**Record excerpts**
________________________

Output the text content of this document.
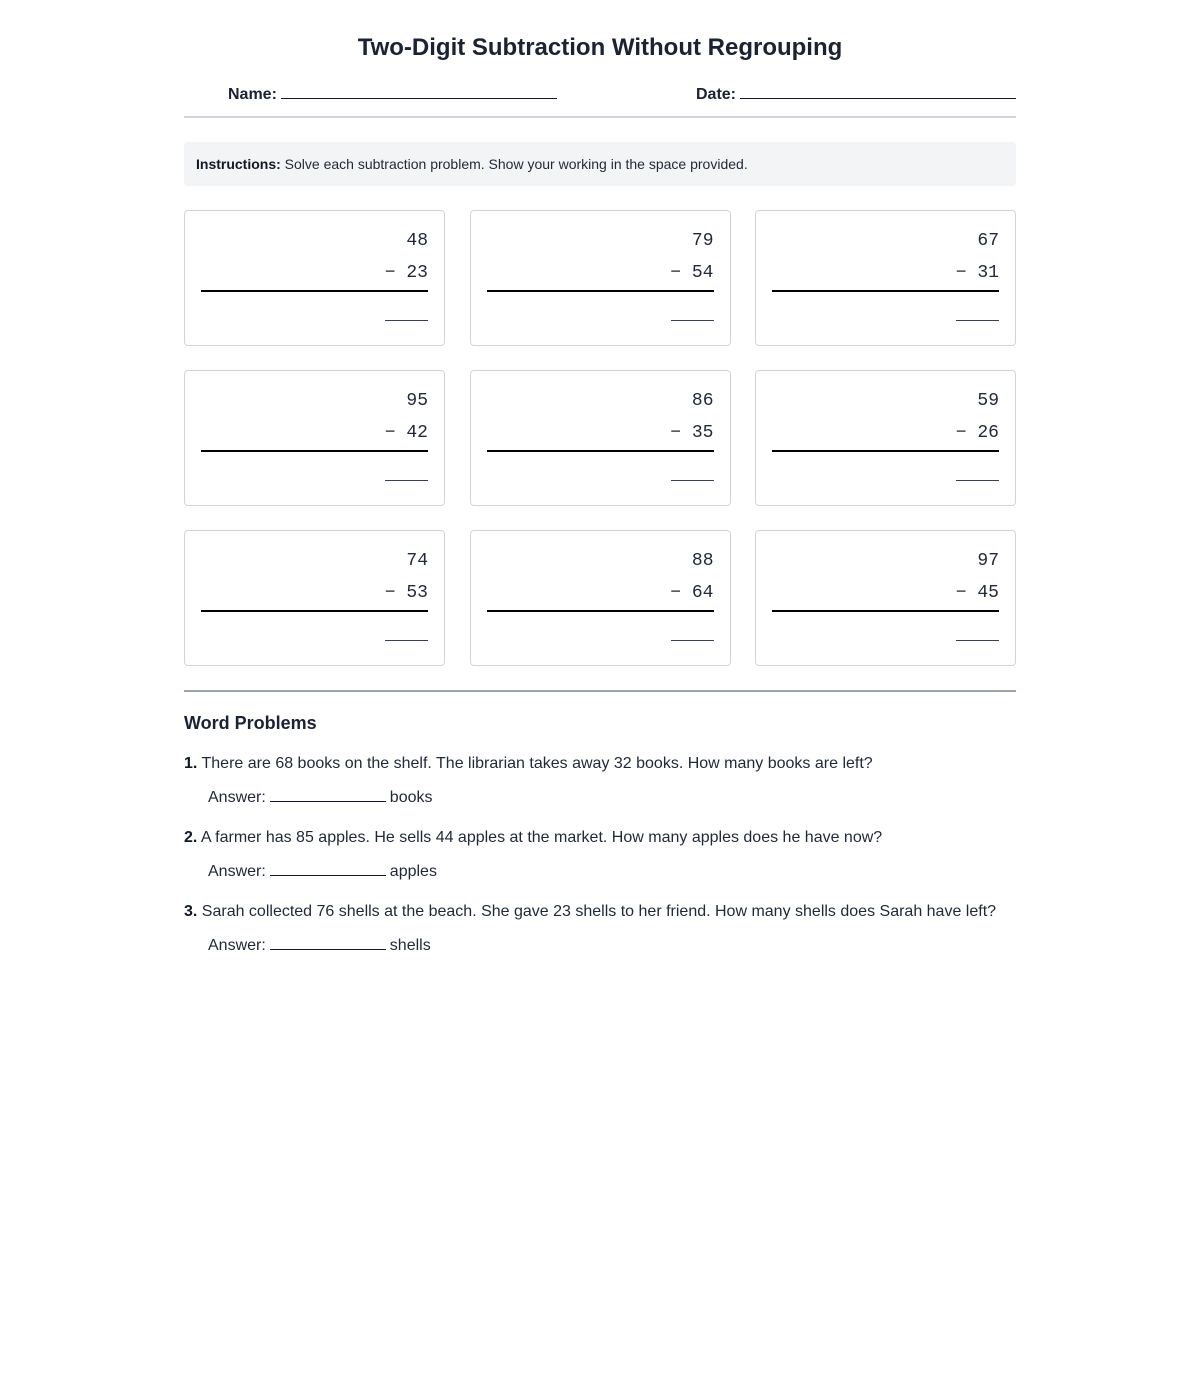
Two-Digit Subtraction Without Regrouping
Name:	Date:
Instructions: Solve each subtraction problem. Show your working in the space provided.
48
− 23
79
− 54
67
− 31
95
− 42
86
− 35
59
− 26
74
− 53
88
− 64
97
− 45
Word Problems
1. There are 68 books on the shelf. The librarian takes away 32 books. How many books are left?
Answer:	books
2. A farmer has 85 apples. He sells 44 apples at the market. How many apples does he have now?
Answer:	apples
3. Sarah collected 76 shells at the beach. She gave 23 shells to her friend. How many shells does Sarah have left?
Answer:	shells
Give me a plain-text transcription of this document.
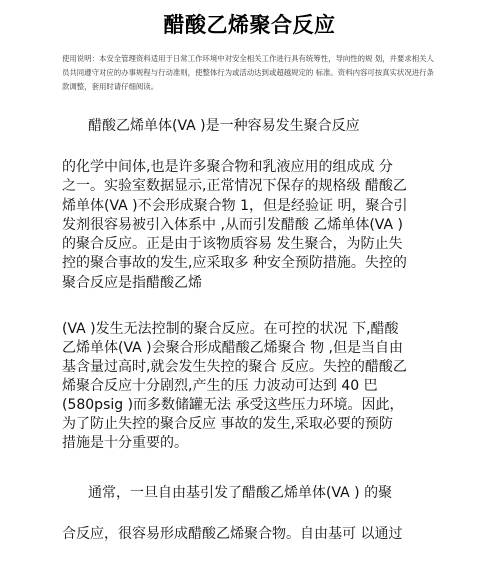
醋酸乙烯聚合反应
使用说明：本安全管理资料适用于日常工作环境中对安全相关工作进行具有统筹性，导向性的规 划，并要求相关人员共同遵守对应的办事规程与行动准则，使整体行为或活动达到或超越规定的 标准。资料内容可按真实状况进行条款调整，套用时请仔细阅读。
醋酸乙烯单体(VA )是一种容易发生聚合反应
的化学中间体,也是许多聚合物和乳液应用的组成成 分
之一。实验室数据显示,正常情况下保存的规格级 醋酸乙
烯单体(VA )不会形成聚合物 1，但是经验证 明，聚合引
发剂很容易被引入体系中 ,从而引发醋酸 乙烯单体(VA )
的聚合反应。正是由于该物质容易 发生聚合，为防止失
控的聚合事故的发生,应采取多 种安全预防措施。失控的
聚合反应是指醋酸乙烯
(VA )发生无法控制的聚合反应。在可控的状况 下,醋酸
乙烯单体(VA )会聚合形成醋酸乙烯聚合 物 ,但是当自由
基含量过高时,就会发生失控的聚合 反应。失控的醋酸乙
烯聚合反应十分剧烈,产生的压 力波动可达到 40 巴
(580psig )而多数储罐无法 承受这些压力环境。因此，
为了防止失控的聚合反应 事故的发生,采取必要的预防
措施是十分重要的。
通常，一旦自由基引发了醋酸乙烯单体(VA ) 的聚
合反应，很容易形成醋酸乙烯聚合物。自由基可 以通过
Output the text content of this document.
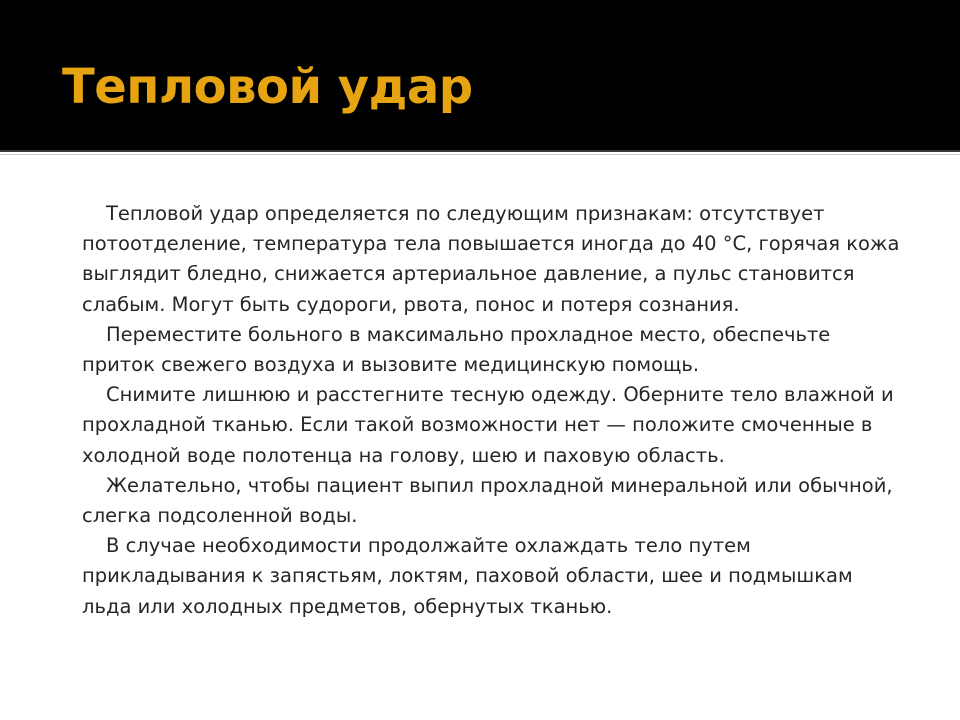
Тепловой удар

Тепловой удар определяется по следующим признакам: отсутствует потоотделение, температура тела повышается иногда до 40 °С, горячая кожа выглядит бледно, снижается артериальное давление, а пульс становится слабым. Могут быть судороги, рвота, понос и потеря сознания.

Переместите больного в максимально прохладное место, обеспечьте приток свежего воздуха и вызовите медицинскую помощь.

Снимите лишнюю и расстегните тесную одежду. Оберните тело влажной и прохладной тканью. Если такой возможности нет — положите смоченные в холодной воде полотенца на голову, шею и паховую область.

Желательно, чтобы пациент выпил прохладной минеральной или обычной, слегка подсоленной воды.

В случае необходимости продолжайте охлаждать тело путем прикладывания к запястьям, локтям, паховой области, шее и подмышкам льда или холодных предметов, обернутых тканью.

________________________

**Stated task**
Look through the entries above; copy every line holding the string "shells".

**Exercise solution**
3. Sarah collected 76 shells at the beach. She gave 23 shells to her friend. How many shells does Sarah have left?
Answer:	shells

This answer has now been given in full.